Quote from Linda on May 15, 2012, 20:38
Here's the thing, Doug, I don't find that he *did* believe in reincarnation and karma, so I don't think you're denigrating the project if you think we should reject it*; I find that you're following the project better than most do, but you don't realize it.

Maybe I need you to define what requirements are necessary to define someone as a 21st century naturalist, aside from the time period they live in, because what I find in the suttas is a fellow who understood that we come into the world with a nature that gets us in trouble, and he observed how that nature works, and he taught how to get around it. Hard for me to imagine anything more naturalistic than that.

Items drawn from a collection:

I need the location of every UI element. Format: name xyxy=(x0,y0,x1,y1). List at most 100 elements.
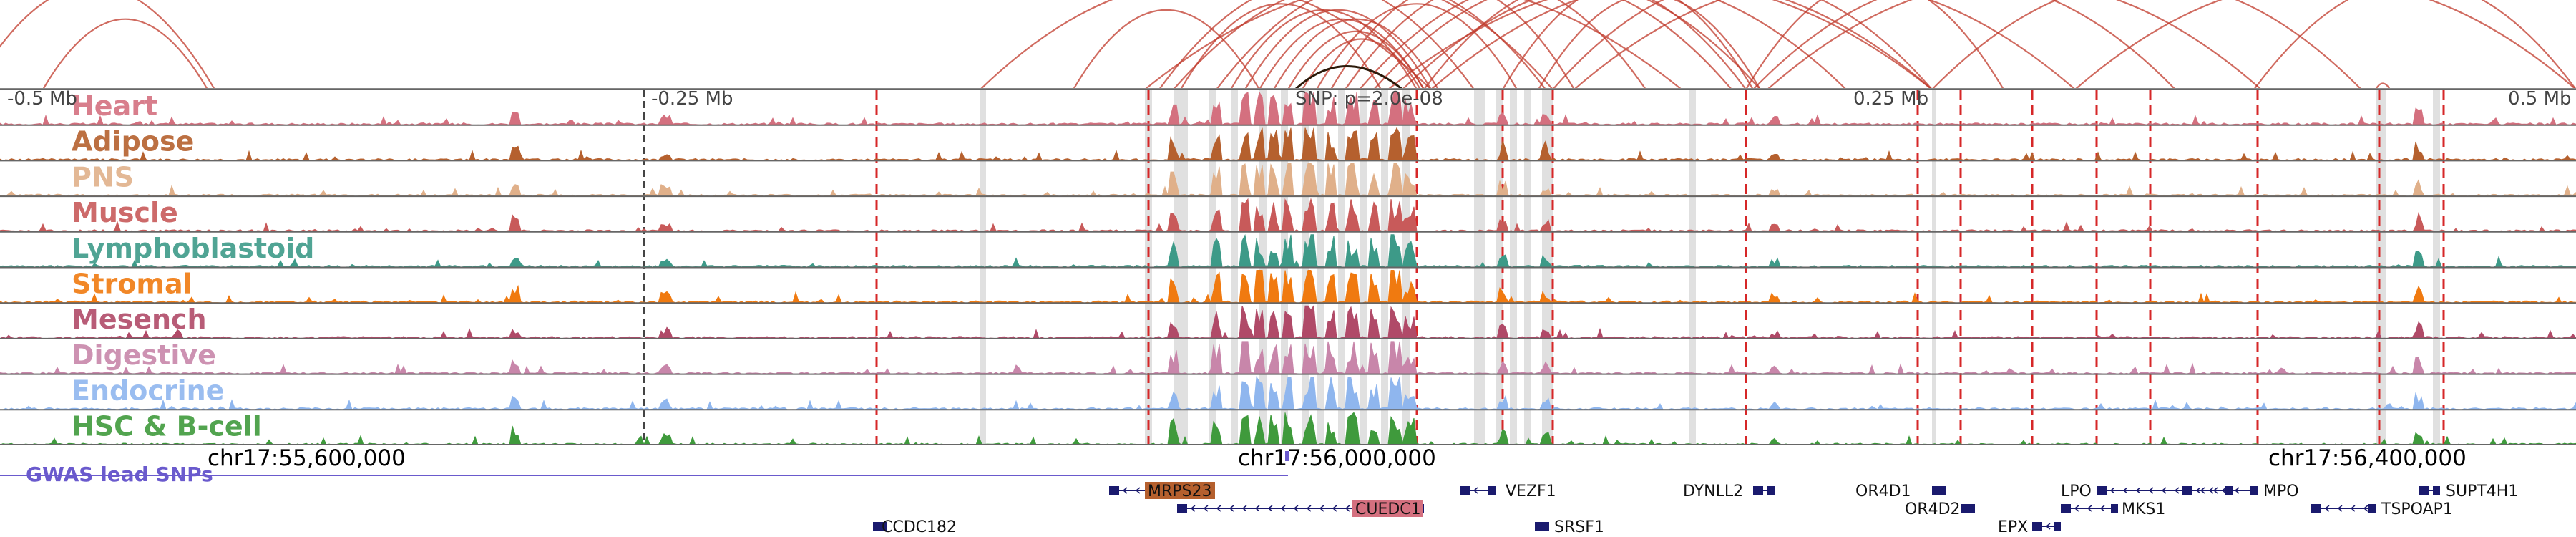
strand-arrow xyxy=(2148,487,2154,494)
gene-label: MKS1 xyxy=(2122,500,2165,518)
gene-exon xyxy=(2061,504,2071,513)
strand-arrow xyxy=(2161,487,2167,494)
loop-arc xyxy=(1287,30,1425,90)
gene-label: OR4D1 xyxy=(1855,483,1911,500)
gene-exon xyxy=(2368,504,2376,513)
track-label: PNS xyxy=(72,161,134,193)
strand-arrow xyxy=(2195,487,2201,494)
gene-exon xyxy=(1767,486,1775,495)
loop-arc xyxy=(1158,0,1475,90)
loop-arc xyxy=(1359,0,1732,90)
loop-arc xyxy=(1273,18,1439,90)
track-label: Muscle xyxy=(72,197,178,228)
track-lymphoblastoid: Lymphoblastoid xyxy=(0,231,2576,268)
gene-exon xyxy=(1488,486,1496,495)
loop-arc xyxy=(1316,3,1518,90)
track-label: Stromal xyxy=(72,268,192,300)
track-signal xyxy=(0,270,2576,304)
loop-arc xyxy=(1423,0,1747,90)
strand-arrow xyxy=(1241,505,1247,512)
gene-epx[interactable]: EPX xyxy=(1998,518,2061,536)
ruler-label: SNP: p=2.0e-08 xyxy=(1295,90,1443,110)
gene-exon xyxy=(2032,522,2042,531)
gene-highlight-box xyxy=(1145,482,1215,499)
strand-arrow xyxy=(2087,505,2092,512)
gene-label: TSPOAP1 xyxy=(2381,500,2453,518)
gene-srsf1[interactable]: SRSF1 xyxy=(1535,518,1604,536)
loop-arc xyxy=(1373,0,1761,90)
gene-tspoap1[interactable]: TSPOAP1 xyxy=(2311,500,2453,518)
strand-arrow xyxy=(1190,505,1196,512)
gene-label: VEZF1 xyxy=(1506,483,1556,500)
gene-label: LPO xyxy=(2061,483,2092,500)
track-label: Heart xyxy=(72,90,157,122)
gwas-label: GWAS lead SNPs xyxy=(26,463,213,486)
gene-vezf1[interactable]: VEZF1 xyxy=(1460,483,1556,500)
track-signal xyxy=(0,341,2576,375)
loop-arc xyxy=(1144,0,1682,90)
gene-mpo[interactable]: MPO xyxy=(2182,483,2299,500)
strand-arrow xyxy=(2099,505,2105,512)
gene-exon xyxy=(2419,486,2429,495)
track-signal xyxy=(0,127,2576,161)
loop-arc xyxy=(1574,0,2076,90)
ruler-label: -0.5 Mb xyxy=(7,90,77,110)
loop-arc xyxy=(0,0,215,90)
track-label: Mesench xyxy=(72,304,207,335)
track-adipose: Adipose xyxy=(0,124,2576,161)
loop-arc xyxy=(980,0,1432,90)
loop-arc xyxy=(1330,0,1575,90)
loop-arc xyxy=(1538,0,1761,90)
gene-exon xyxy=(2097,486,2107,495)
loop-arc xyxy=(1931,0,2362,90)
gene-mrps23[interactable]: MRPS23 xyxy=(1109,482,1215,500)
gene-mks1[interactable]: MKS1 xyxy=(2061,500,2165,518)
track-signal xyxy=(0,234,2576,268)
loop-arc xyxy=(1767,0,2262,90)
strand-arrow xyxy=(1135,487,1141,494)
loop-arc xyxy=(2253,0,2576,90)
loop-arc xyxy=(1244,9,1432,90)
gene-or4d2[interactable]: OR4D2 xyxy=(1905,500,1975,518)
track-heart: Heart xyxy=(0,90,2576,126)
track-label: Lymphoblastoid xyxy=(72,233,314,264)
gwas-snp-marker xyxy=(1285,451,1289,461)
strand-arrow xyxy=(2350,505,2356,512)
gene-label: EPX xyxy=(1998,518,2028,536)
strand-arrow xyxy=(1216,505,1221,512)
gene-exon xyxy=(1939,486,1946,495)
gene-lpo[interactable]: LPO xyxy=(2061,483,2233,500)
strand-arrow xyxy=(1267,505,1273,512)
strand-arrow xyxy=(1345,505,1350,512)
strand-arrow xyxy=(1293,505,1299,512)
track-signal xyxy=(0,91,2576,126)
gene-or4d1[interactable]: OR4D1 xyxy=(1855,483,1946,500)
gene-label: OR4D2 xyxy=(1905,500,1961,518)
gene-exon xyxy=(1460,486,1470,495)
strand-arrow xyxy=(1122,487,1128,494)
gene-supt4h1[interactable]: SUPT4H1 xyxy=(2419,483,2518,500)
strand-arrow xyxy=(1306,505,1312,512)
strand-arrow xyxy=(2135,487,2141,494)
loop-arc xyxy=(42,18,208,90)
gene-label: CCDC182 xyxy=(882,518,957,536)
loop-arc xyxy=(1745,0,2004,90)
gene-cuedc1[interactable]: CUEDC1 xyxy=(1177,500,1424,518)
gene-ccdc182[interactable]: CCDC182 xyxy=(873,518,957,536)
loop-arc xyxy=(2074,0,2576,90)
gene-exon xyxy=(1177,504,1187,513)
loop-arc xyxy=(1302,38,1421,90)
gene-exon xyxy=(1753,486,1763,495)
gene-exon xyxy=(873,522,880,531)
strand-arrow xyxy=(1280,505,1286,512)
gene-label: MPO xyxy=(2263,483,2299,500)
ruler-label: -0.25 Mb xyxy=(651,90,733,110)
track-pns: PNS xyxy=(0,160,2576,197)
gene-highlight-box xyxy=(1352,500,1423,517)
gene-dynll2[interactable]: DYNLL2 xyxy=(1683,483,1775,500)
loop-arc xyxy=(1073,9,1260,90)
strand-arrow xyxy=(1254,505,1260,512)
loop-arc xyxy=(2375,82,2391,90)
track-signal xyxy=(0,376,2576,411)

What is expected —
In the quoted post, what does Linda say she finds in the suttas? These items are separate material that has nothing to do with the post.

Exercise answer —
A fellow who understood that we come into the world with a nature that gets us in trouble, observed how that nature works, and taught how to get around it.